● Stated goal
Count every line that holds the string "brnr", and report the number alone.

## begin

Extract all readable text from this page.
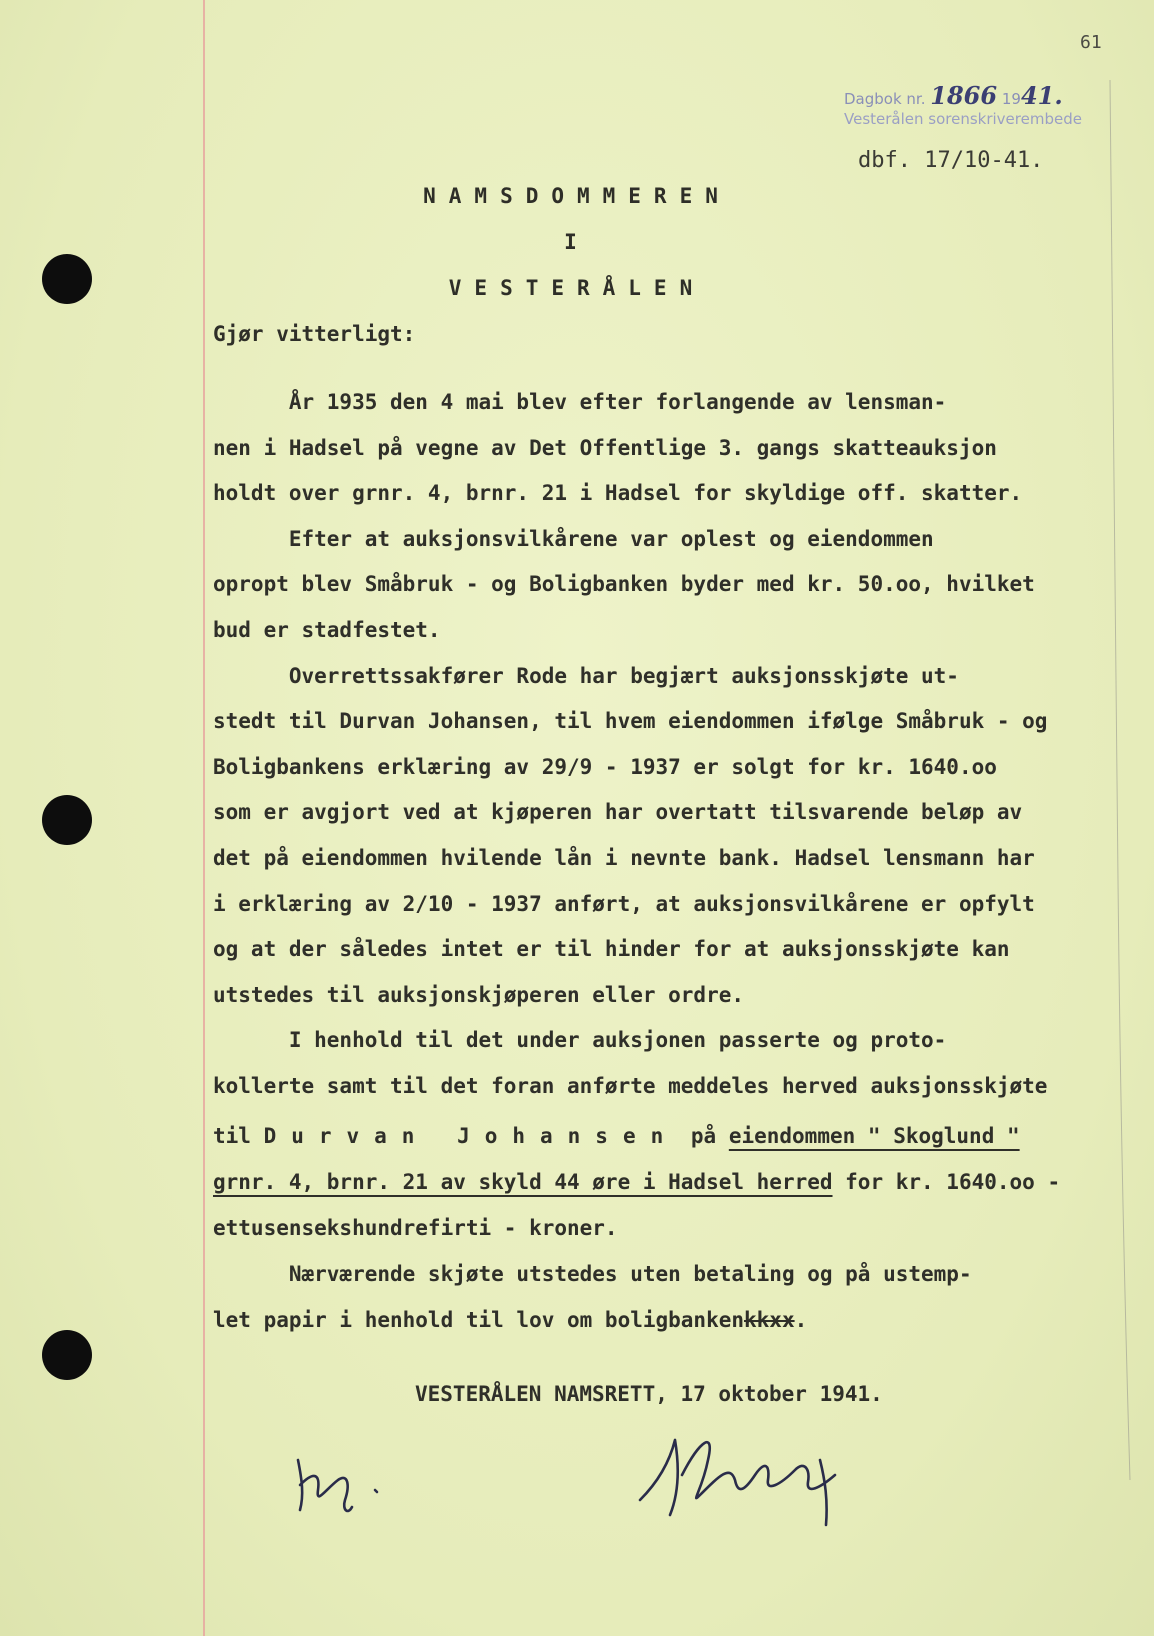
61
Dagbok nr. 1866 1941.
Vesterålen sorenskriverembede
dbf. 17/10-41.
NAMSDOMMEREN
I
VESTERÅLEN
Gjør vitterligt:
År 1935 den 4 mai blev efter forlangende av lensman-
nen i Hadsel på vegne av Det Offentlige 3. gangs skatteauksjon
holdt over grnr. 4, brnr. 21 i Hadsel for skyldige off. skatter.
Efter at auksjonsvilkårene var oplest og eiendommen
opropt blev Småbruk - og Boligbanken byder med kr. 50.oo, hvilket
bud er stadfestet.
Overrettssakfører Rode har begjært auksjonsskjøte ut-
stedt til Durvan Johansen, til hvem eiendommen ifølge Småbruk - og
Boligbankens erklæring av 29/9 - 1937 er solgt for kr. 1640.oo
som er avgjort ved at kjøperen har overtatt tilsvarende beløp av
det på eiendommen hvilende lån i nevnte bank. Hadsel lensmann har
i erklæring av 2/10 - 1937 anført, at auksjonsvilkårene er opfylt
og at der således intet er til hinder for at auksjonsskjøte kan
utstedes til auksjonskjøperen eller ordre.
I henhold til det under auksjonen passerte og proto-
kollerte samt til det foran anførte meddeles herved auksjonsskjøte
til Durvan Johansen på eiendommen " Skoglund "
grnr. 4, brnr. 21 av skyld 44 øre i Hadsel herred for kr. 1640.oo -
ettusensekshundrefirti - kroner.
Nærværende skjøte utstedes uten betaling og på ustemp-
let papir i henhold til lov om boligbankenkkxx.
VESTERÅLEN NAMSRETT, 17 oktober 1941.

## end

● Response to this exercise
2